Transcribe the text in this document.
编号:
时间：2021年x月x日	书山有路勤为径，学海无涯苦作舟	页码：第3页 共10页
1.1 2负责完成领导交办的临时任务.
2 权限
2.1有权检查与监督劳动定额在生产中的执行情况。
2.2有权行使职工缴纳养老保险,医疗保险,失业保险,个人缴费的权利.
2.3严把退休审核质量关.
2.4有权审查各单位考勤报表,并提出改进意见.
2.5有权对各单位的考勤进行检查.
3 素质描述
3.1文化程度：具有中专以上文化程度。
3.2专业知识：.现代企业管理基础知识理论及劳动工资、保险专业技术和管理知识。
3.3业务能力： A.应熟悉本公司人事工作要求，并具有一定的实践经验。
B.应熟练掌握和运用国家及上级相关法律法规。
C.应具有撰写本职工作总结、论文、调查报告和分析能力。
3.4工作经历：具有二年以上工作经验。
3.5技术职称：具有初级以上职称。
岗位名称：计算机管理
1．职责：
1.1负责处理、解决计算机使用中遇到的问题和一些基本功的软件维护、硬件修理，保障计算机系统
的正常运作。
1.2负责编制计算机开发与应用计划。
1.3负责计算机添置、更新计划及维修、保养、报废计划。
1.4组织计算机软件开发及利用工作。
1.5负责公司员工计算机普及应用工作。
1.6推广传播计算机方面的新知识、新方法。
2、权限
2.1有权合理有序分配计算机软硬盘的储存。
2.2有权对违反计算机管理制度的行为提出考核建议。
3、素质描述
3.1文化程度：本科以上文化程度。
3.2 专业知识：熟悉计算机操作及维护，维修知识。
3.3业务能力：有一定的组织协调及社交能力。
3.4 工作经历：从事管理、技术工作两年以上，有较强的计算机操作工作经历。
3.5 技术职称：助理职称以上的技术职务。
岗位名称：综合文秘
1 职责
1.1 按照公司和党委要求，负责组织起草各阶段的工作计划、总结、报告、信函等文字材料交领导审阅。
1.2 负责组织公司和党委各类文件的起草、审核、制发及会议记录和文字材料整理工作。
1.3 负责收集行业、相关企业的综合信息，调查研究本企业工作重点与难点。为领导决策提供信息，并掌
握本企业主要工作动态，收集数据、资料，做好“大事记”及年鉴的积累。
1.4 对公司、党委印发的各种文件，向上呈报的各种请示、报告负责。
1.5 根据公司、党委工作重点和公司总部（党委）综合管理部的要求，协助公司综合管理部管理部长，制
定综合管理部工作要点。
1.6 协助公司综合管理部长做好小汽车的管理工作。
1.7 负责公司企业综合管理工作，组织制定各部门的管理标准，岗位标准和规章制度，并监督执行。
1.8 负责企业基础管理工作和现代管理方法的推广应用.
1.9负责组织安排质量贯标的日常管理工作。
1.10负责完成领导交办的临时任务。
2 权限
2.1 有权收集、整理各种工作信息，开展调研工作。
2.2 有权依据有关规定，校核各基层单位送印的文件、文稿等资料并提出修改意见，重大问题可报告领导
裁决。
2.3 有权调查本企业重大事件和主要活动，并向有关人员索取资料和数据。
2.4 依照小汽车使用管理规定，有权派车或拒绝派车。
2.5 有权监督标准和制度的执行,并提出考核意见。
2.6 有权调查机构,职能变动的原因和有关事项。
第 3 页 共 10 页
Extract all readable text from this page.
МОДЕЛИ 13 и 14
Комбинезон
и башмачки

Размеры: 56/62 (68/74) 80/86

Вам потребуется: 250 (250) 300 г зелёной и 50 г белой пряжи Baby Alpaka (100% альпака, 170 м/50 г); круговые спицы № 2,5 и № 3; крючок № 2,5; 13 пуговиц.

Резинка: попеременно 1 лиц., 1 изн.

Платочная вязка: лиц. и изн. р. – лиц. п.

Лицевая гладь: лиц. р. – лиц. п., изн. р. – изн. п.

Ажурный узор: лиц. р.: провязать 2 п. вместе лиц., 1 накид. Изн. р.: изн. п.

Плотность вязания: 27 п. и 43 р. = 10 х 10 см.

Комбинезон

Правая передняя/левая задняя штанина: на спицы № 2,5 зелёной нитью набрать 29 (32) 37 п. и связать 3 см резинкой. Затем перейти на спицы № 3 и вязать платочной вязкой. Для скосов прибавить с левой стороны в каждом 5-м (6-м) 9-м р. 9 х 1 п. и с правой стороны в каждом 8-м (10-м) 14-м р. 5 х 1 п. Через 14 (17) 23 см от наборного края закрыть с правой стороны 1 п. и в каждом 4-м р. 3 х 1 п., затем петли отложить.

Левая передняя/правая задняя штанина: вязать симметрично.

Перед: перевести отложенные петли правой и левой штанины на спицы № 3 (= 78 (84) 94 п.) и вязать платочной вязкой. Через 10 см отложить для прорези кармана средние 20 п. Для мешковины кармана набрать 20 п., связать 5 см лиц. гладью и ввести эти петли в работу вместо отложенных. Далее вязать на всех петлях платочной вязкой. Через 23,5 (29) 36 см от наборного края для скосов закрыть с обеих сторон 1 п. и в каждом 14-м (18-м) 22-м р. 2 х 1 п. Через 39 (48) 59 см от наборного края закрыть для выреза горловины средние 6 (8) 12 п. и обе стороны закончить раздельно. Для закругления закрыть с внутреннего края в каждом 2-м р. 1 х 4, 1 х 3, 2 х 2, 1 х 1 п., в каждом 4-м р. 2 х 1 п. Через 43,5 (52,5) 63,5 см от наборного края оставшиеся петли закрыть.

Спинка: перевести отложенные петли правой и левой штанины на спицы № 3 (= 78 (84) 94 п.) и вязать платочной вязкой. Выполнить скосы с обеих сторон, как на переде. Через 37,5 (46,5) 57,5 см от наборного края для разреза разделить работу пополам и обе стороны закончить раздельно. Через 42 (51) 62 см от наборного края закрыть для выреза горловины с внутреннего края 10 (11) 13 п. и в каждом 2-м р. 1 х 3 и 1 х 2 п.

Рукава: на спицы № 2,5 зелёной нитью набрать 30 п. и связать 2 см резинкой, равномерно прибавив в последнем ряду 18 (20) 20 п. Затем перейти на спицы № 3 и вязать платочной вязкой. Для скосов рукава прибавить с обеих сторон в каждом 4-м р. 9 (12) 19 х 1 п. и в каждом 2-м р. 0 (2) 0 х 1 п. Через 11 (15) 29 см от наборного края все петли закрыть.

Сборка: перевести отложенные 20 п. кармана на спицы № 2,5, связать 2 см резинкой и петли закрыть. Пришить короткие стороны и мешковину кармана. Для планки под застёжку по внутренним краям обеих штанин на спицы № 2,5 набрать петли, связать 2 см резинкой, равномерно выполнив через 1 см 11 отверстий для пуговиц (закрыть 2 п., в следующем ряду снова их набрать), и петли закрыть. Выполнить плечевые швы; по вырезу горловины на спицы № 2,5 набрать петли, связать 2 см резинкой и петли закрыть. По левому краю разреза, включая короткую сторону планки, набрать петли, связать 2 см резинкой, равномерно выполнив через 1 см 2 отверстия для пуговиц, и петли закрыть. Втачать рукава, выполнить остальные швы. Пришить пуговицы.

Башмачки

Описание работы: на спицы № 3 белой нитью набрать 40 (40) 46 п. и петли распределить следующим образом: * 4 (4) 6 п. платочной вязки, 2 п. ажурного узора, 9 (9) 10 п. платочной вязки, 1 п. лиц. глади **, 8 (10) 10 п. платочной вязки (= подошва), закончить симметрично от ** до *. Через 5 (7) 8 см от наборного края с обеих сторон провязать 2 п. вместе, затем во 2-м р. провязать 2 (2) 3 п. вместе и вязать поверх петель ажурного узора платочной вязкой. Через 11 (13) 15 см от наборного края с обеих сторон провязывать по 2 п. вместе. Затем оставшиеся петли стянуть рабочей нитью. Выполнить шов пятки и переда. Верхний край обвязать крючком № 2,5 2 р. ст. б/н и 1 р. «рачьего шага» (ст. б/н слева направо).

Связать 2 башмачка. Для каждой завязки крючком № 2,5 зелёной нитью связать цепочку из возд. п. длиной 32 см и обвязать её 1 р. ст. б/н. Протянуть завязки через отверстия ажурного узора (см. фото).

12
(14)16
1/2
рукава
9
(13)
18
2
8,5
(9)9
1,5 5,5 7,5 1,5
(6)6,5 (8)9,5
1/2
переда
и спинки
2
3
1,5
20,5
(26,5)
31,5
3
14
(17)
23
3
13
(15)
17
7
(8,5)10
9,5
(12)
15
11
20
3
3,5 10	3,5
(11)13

* **YOUR INSTRUCTIONS**: Find the number of lines in which the word "работу" occurs, and write nothing but that number.

* **FINISHED TASK**: 2